**Set exercise:** Return the entries below verbatim. Pictures stay out.

Recorded data:
-- begin --

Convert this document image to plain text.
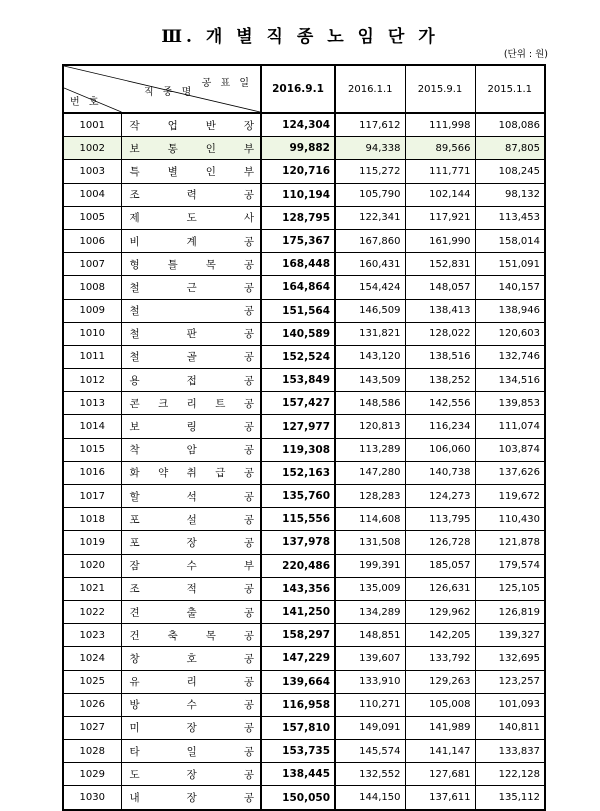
Ⅲ. 개 별 직 종 노 임 단 가
(단위 : 원)
공 표 일
번 호
직 종 명		2016.9.1	2016.1.1	2015.9.1	2015.1.1
1001	작 업 반 장	124,304	117,612	111,998	108,086
1002	보 통 인 부	99,882	94,338	89,566	87,805
1003	특 별 인 부	120,716	115,272	111,771	108,245
1004	조 력 공	110,194	105,790	102,144	98,132
1005	제 도 사	128,795	122,341	117,921	113,453
1006	비 계 공	175,367	167,860	161,990	158,014
1007	형 틀 목 공	168,448	160,431	152,831	151,091
1008	철 근 공	164,864	154,424	148,057	140,157
1009	철 공	151,564	146,509	138,413	138,946
1010	철 판 공	140,589	131,821	128,022	120,603
1011	철 골 공	152,524	143,120	138,516	132,746
1012	용 접 공	153,849	143,509	138,252	134,516
1013	콘 크 리 트 공	157,427	148,586	142,556	139,853
1014	보 링 공	127,977	120,813	116,234	111,074
1015	착 암 공	119,308	113,289	106,060	103,874
1016	화 약 취 급 공	152,163	147,280	140,738	137,626
1017	할 석 공	135,760	128,283	124,273	119,672
1018	포 설 공	115,556	114,608	113,795	110,430
1019	포 장 공	137,978	131,508	126,728	121,878
1020	잠 수 부	220,486	199,391	185,057	179,574
1021	조 적 공	143,356	135,009	126,631	125,105
1022	견 출 공	141,250	134,289	129,962	126,819
1023	건 축 목 공	158,297	148,851	142,205	139,327
1024	창 호 공	147,229	139,607	133,792	132,695
1025	유 리 공	139,664	133,910	129,263	123,257
1026	방 수 공	116,958	110,271	105,008	101,093
1027	미 장 공	157,810	149,091	141,989	140,811
1028	타 일 공	153,735	145,574	141,147	133,837
1029	도 장 공	138,445	132,552	127,681	122,128
1030	내 장 공	150,050	144,150	137,611	135,112
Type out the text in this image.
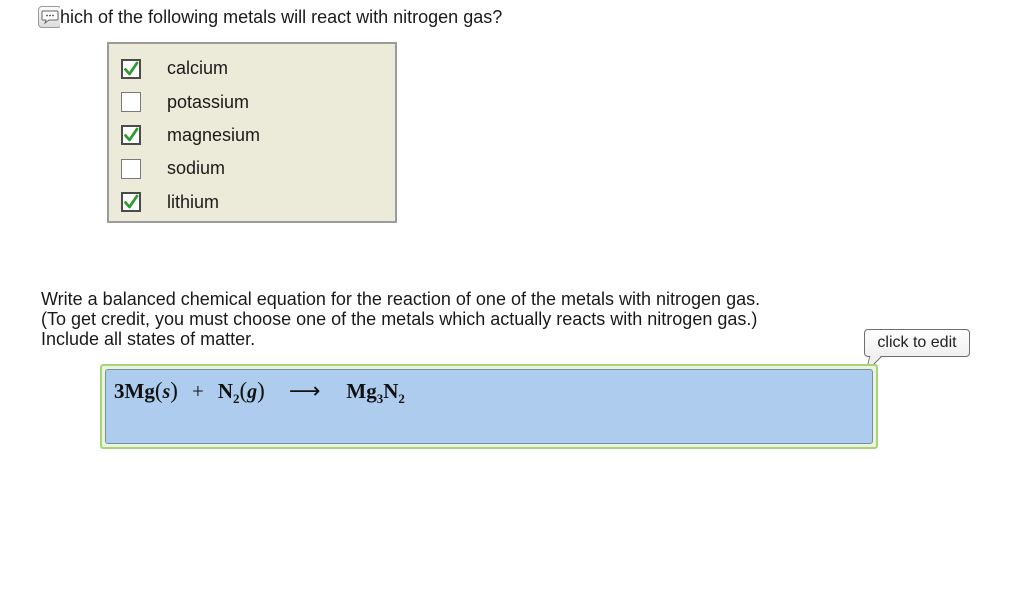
hich of the following metals will react with nitrogen gas?
calcium
potassium
magnesium
sodium
lithium
Write a balanced chemical equation for the reaction of one of the metals with nitrogen gas.
(To get credit, you must choose one of the metals which actually reacts with nitrogen gas.)
Include all states of matter.	click to edit
3Mg ( s ) + N 2 ( g ) ⟶ Mg 3 N 2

-- end --

**Solution to this problem:**
Convert this document image to plain text.
Ⅲ. 개 별 직 종 노 임 단 가
(단위 : 원)
공 표 일
번 호
직 종 명		2016.9.1	2016.1.1	2015.9.1	2015.1.1
1001	작 업 반 장	124,304	117,612	111,998	108,086
1002	보 통 인 부	99,882	94,338	89,566	87,805
1003	특 별 인 부	120,716	115,272	111,771	108,245
1004	조 력 공	110,194	105,790	102,144	98,132
1005	제 도 사	128,795	122,341	117,921	113,453
1006	비 계 공	175,367	167,860	161,990	158,014
1007	형 틀 목 공	168,448	160,431	152,831	151,091
1008	철 근 공	164,864	154,424	148,057	140,157
1009	철 공	151,564	146,509	138,413	138,946
1010	철 판 공	140,589	131,821	128,022	120,603
1011	철 골 공	152,524	143,120	138,516	132,746
1012	용 접 공	153,849	143,509	138,252	134,516
1013	콘 크 리 트 공	157,427	148,586	142,556	139,853
1014	보 링 공	127,977	120,813	116,234	111,074
1015	착 암 공	119,308	113,289	106,060	103,874
1016	화 약 취 급 공	152,163	147,280	140,738	137,626
1017	할 석 공	135,760	128,283	124,273	119,672
1018	포 설 공	115,556	114,608	113,795	110,430
1019	포 장 공	137,978	131,508	126,728	121,878
1020	잠 수 부	220,486	199,391	185,057	179,574
1021	조 적 공	143,356	135,009	126,631	125,105
1022	견 출 공	141,250	134,289	129,962	126,819
1023	건 축 목 공	158,297	148,851	142,205	139,327
1024	창 호 공	147,229	139,607	133,792	132,695
1025	유 리 공	139,664	133,910	129,263	123,257
1026	방 수 공	116,958	110,271	105,008	101,093
1027	미 장 공	157,810	149,091	141,989	140,811
1028	타 일 공	153,735	145,574	141,147	133,837
1029	도 장 공	138,445	132,552	127,681	122,128
1030	내 장 공	150,050	144,150	137,611	135,112
Type out the text in this image.
hich of the following metals will react with nitrogen gas?
calcium
potassium
magnesium
sodium
lithium
Write a balanced chemical equation for the reaction of one of the metals with nitrogen gas.
(To get credit, you must choose one of the metals which actually reacts with nitrogen gas.)
Include all states of matter.	click to edit
3Mg ( s ) + N 2 ( g ) ⟶ Mg 3 N 2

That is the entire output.